Written request>
Each record below should appear again exactly as written.

········

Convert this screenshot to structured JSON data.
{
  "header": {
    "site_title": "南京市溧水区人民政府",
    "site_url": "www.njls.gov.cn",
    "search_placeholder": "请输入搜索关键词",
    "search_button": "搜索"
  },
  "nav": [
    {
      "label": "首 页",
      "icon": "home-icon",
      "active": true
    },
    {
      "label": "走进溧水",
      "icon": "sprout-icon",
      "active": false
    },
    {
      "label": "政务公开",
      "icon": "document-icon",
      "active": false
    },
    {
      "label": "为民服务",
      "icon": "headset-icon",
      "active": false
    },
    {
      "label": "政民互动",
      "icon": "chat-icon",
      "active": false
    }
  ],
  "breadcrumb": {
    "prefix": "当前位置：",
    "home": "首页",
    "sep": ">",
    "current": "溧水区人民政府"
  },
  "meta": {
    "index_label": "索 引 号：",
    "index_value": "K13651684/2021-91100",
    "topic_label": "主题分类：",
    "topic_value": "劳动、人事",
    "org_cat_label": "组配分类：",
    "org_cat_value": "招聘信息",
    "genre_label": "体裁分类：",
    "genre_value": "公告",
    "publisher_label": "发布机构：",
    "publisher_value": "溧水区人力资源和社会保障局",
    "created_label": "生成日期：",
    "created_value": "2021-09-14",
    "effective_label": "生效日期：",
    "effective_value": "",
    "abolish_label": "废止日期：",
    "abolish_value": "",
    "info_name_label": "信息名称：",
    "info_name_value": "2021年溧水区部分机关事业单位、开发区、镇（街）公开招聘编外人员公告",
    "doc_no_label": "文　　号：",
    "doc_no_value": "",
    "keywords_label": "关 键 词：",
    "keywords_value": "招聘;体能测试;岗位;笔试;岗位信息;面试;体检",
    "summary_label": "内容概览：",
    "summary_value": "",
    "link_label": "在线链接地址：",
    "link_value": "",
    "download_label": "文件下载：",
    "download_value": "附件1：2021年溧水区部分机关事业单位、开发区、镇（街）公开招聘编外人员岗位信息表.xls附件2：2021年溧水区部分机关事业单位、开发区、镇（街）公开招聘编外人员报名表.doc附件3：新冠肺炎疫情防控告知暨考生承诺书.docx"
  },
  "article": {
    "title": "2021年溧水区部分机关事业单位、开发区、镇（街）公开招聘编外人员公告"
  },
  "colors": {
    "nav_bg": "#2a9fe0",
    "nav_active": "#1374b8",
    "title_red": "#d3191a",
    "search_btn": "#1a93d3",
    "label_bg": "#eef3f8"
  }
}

········

Result>
Convert this screenshot to structured JSON data.
{
  "header": {
    "site_title": "南京市溧水区人民政府",
    "site_url": "www.njls.gov.cn",
    "search_placeholder": "请输入搜索关键词",
    "search_button": "搜索"
  },
  "nav": [
    {
      "label": "首 页",
      "icon": "home-icon",
      "active": true
    },
    {
      "label": "走进溧水",
      "icon": "sprout-icon",
      "active": false
    },
    {
      "label": "政务公开",
      "icon": "document-icon",
      "active": false
    },
    {
      "label": "为民服务",
      "icon": "headset-icon",
      "active": false
    },
    {
      "label": "政民互动",
      "icon": "chat-icon",
      "active": false
    }
  ],
  "breadcrumb": {
    "prefix": "当前位置：",
    "home": "首页",
    "sep": ">",
    "current": "溧水区人民政府"
  },
  "meta": {
    "index_label": "索 引 号：",
    "index_value": "K13651684/2021-91100",
    "topic_label": "主题分类：",
    "topic_value": "劳动、人事",
    "org_cat_label": "组配分类：",
    "org_cat_value": "招聘信息",
    "genre_label": "体裁分类：",
    "genre_value": "公告",
    "publisher_label": "发布机构：",
    "publisher_value": "溧水区人力资源和社会保障局",
    "created_label": "生成日期：",
    "created_value": "2021-09-14",
    "effective_label": "生效日期：",
    "effective_value": "",
    "abolish_label": "废止日期：",
    "abolish_value": "",
    "info_name_label": "信息名称：",
    "info_name_value": "2021年溧水区部分机关事业单位、开发区、镇（街）公开招聘编外人员公告",
    "doc_no_label": "文　　号：",
    "doc_no_value": "",
    "keywords_label": "关 键 词：",
    "keywords_value": "招聘;体能测试;岗位;笔试;岗位信息;面试;体检",
    "summary_label": "内容概览：",
    "summary_value": "",
    "link_label": "在线链接地址：",
    "link_value": "",
    "download_label": "文件下载：",
    "download_value": "附件1：2021年溧水区部分机关事业单位、开发区、镇（街）公开招聘编外人员岗位信息表.xls附件2：2021年溧水区部分机关事业单位、开发区、镇（街）公开招聘编外人员报名表.doc附件3：新冠肺炎疫情防控告知暨考生承诺书.docx"
  },
  "article": {
    "title": "2021年溧水区部分机关事业单位、开发区、镇（街）公开招聘编外人员公告"
  },
  "colors": {
    "nav_bg": "#2a9fe0",
    "nav_active": "#1374b8",
    "title_red": "#d3191a",
    "search_btn": "#1a93d3",
    "label_bg": "#eef3f8"
  }
}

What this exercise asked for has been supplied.